Requirements: Determine how many lines contain the string "calculator" and reply with that number alone.
* START Provided records *
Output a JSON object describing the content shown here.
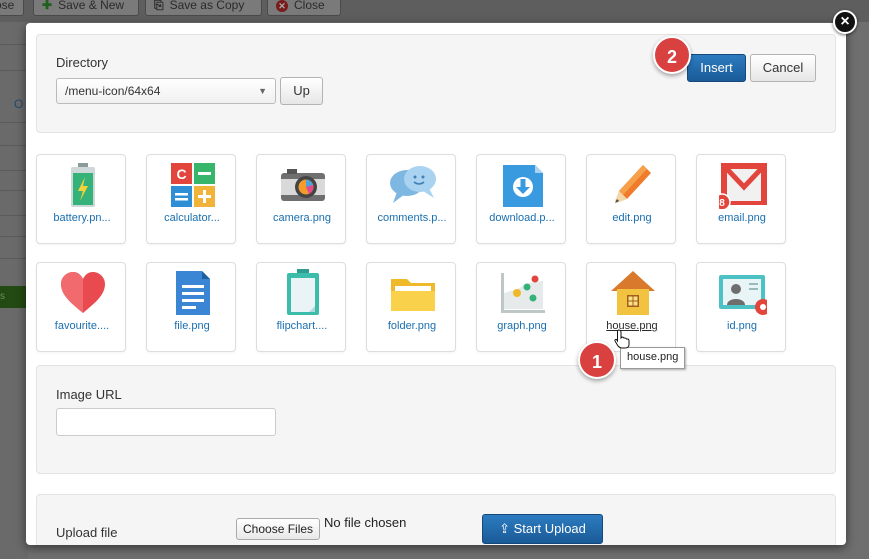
{
  "background": {
    "toolbar": {
      "close_partial": "ose",
      "save_new": "Save & New",
      "save_copy": "Save as Copy",
      "close": "Close"
    },
    "left_letter": "O",
    "left_green": "s"
  },
  "directory": {
    "label": "Directory",
    "selected": "/menu-icon/64x64",
    "up_label": "Up"
  },
  "actions": {
    "insert_label": "Insert",
    "cancel_label": "Cancel"
  },
  "images": [
    {
      "name": "battery.pn...",
      "icon": "battery-icon"
    },
    {
      "name": "calculator...",
      "icon": "calculator-icon"
    },
    {
      "name": "camera.png",
      "icon": "camera-icon"
    },
    {
      "name": "comments.p...",
      "icon": "comments-icon"
    },
    {
      "name": "download.p...",
      "icon": "download-icon"
    },
    {
      "name": "edit.png",
      "icon": "pencil-icon"
    },
    {
      "name": "email.png",
      "icon": "email-icon"
    },
    {
      "name": "favourite....",
      "icon": "heart-icon"
    },
    {
      "name": "file.png",
      "icon": "file-icon"
    },
    {
      "name": "flipchart....",
      "icon": "flipchart-icon"
    },
    {
      "name": "folder.png",
      "icon": "folder-icon"
    },
    {
      "name": "graph.png",
      "icon": "graph-icon"
    },
    {
      "name": "house.png",
      "icon": "house-icon"
    },
    {
      "name": "id.png",
      "icon": "id-card-icon"
    }
  ],
  "email_badge": "8",
  "tooltip": "house.png",
  "markers": {
    "one": "1",
    "two": "2"
  },
  "image_url": {
    "label": "Image URL",
    "value": ""
  },
  "upload": {
    "label": "Upload file",
    "choose_label": "Choose Files",
    "no_file": "No file chosen",
    "start_label": "Start Upload"
  },
  "colors": {
    "primary": "#1f65a8",
    "link": "#1a6fb0",
    "marker": "#d94040"
  }
}
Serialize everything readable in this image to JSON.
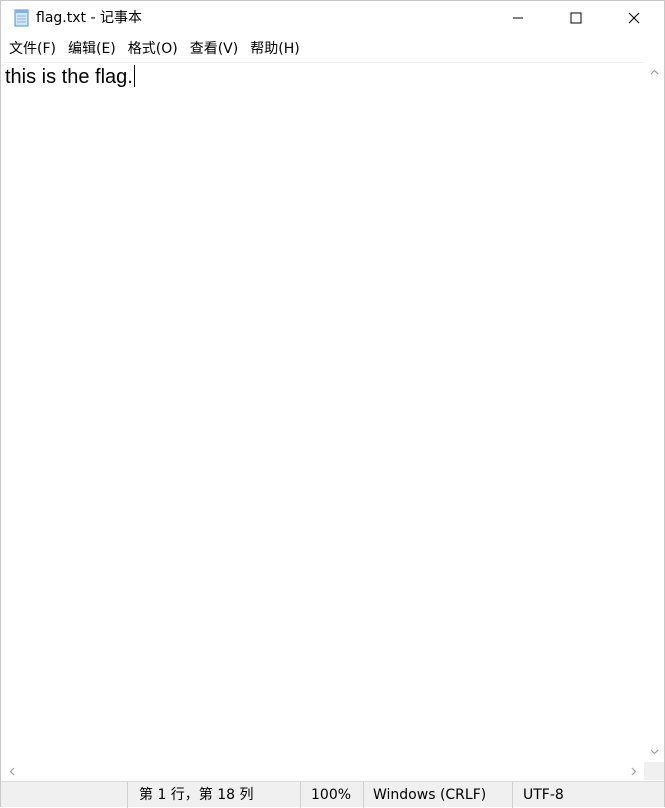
{
  "window": {
    "title": "flag.txt - 记事本",
    "icon": "notepad-icon",
    "controls": {
      "minimize_icon": "minimize-icon",
      "maximize_icon": "maximize-icon",
      "close_icon": "close-icon"
    }
  },
  "menubar": {
    "items": [
      {
        "label": "文件(F)"
      },
      {
        "label": "编辑(E)"
      },
      {
        "label": "格式(O)"
      },
      {
        "label": "查看(V)"
      },
      {
        "label": "帮助(H)"
      }
    ]
  },
  "editor": {
    "content": "this is the flag."
  },
  "statusbar": {
    "position": "第 1 行，第 18 列",
    "zoom": "100%",
    "line_ending": "Windows (CRLF)",
    "encoding": "UTF-8"
  },
  "colors": {
    "statusbar_bg": "#f0f0f0",
    "window_bg": "#ffffff",
    "border": "#c8c8c8"
  }
}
* END Provided records *
Output of the exercise: 2